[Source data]
::::::

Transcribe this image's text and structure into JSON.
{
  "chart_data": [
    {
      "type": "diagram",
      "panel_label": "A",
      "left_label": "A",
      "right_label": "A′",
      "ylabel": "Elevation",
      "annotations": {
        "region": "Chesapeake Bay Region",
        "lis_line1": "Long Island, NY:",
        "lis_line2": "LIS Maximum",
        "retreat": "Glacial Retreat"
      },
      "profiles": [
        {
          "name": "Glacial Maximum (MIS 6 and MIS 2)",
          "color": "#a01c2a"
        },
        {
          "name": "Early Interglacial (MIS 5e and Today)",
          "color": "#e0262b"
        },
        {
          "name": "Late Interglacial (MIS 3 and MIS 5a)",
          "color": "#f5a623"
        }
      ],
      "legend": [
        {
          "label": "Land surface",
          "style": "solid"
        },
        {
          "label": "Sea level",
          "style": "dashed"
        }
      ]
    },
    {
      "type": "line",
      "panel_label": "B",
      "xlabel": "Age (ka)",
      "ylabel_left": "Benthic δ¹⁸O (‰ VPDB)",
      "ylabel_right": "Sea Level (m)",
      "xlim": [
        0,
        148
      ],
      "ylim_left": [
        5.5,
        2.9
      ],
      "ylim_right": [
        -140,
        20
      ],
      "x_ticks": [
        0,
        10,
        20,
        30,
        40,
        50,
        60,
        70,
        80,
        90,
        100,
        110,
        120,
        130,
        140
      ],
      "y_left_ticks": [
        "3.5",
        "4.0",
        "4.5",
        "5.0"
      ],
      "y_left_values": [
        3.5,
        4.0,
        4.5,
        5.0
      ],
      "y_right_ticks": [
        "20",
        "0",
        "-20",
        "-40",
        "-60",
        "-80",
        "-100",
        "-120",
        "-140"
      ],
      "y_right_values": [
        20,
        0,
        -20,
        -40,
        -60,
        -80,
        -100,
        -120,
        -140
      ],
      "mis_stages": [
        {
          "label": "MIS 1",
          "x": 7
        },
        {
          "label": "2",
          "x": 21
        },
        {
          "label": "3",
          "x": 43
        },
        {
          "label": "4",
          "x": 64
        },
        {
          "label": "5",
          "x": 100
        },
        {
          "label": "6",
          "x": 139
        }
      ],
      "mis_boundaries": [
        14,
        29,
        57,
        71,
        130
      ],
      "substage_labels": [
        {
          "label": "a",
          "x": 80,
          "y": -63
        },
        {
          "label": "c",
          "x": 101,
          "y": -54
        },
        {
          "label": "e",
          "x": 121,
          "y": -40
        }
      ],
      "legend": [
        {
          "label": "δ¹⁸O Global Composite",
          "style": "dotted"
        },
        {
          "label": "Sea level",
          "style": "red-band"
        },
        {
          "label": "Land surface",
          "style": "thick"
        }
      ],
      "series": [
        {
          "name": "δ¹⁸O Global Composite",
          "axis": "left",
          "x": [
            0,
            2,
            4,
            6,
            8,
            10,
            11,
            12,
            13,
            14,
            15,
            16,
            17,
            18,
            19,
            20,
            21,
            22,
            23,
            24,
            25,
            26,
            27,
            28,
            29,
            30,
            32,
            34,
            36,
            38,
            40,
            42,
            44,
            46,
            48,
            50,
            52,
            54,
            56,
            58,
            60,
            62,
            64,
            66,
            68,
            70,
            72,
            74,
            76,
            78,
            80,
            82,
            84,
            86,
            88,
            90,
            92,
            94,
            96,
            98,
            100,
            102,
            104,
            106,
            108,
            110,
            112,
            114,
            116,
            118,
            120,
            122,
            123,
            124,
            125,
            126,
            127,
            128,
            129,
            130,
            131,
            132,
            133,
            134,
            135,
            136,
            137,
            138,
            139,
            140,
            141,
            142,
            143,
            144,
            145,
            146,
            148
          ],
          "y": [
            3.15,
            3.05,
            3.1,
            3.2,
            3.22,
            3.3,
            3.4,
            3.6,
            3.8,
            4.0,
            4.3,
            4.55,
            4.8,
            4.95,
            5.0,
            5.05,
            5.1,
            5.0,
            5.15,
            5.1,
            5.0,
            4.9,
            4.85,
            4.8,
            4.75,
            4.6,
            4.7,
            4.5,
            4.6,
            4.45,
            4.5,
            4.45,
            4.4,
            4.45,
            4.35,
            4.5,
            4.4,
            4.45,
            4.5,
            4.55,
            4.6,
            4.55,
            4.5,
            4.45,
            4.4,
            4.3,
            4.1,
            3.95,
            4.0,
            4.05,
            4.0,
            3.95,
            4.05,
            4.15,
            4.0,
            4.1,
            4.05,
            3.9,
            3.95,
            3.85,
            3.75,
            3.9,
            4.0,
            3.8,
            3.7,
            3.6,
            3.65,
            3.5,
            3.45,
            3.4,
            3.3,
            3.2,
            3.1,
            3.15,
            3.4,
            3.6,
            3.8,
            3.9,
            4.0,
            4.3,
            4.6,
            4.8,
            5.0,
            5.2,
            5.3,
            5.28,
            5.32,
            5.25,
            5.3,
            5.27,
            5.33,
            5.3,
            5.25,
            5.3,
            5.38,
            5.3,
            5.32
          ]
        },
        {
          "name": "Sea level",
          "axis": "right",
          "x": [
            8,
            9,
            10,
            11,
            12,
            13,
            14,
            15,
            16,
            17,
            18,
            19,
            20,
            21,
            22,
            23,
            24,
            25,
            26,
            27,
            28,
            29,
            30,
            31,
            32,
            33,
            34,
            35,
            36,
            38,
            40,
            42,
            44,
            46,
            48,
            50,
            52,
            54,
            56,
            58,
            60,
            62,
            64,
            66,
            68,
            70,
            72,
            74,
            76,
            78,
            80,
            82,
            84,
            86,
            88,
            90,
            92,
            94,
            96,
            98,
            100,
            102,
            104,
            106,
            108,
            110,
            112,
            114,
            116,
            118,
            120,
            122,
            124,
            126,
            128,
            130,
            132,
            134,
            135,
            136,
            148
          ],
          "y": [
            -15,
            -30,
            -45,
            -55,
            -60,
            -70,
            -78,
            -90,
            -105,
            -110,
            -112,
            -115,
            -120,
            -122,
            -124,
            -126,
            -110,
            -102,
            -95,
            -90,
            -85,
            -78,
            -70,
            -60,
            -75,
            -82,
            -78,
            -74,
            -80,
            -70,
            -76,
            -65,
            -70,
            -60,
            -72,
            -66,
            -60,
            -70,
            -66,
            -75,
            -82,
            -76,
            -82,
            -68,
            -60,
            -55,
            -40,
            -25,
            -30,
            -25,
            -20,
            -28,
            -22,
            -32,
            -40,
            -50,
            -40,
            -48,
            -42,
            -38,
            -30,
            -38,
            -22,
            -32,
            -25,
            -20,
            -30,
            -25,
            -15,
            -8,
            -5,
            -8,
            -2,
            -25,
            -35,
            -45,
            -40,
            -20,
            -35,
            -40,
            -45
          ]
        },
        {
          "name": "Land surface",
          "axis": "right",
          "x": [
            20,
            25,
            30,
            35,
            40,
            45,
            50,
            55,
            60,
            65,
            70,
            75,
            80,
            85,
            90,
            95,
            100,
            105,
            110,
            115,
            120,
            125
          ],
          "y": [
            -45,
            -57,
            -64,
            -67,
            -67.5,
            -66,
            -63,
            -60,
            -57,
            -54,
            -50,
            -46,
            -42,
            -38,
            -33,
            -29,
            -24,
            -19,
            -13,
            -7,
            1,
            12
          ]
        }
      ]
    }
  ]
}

::::::

- [SHORT PROBLEM] All lines holding the word "δ¹⁸O" should be picked out and copied.

- [RESPONSE BELOW]
      "ylabel_left": "Benthic δ¹⁸O (‰ VPDB)",
          "label": "δ¹⁸O Global Composite",
          "name": "δ¹⁸O Global Composite",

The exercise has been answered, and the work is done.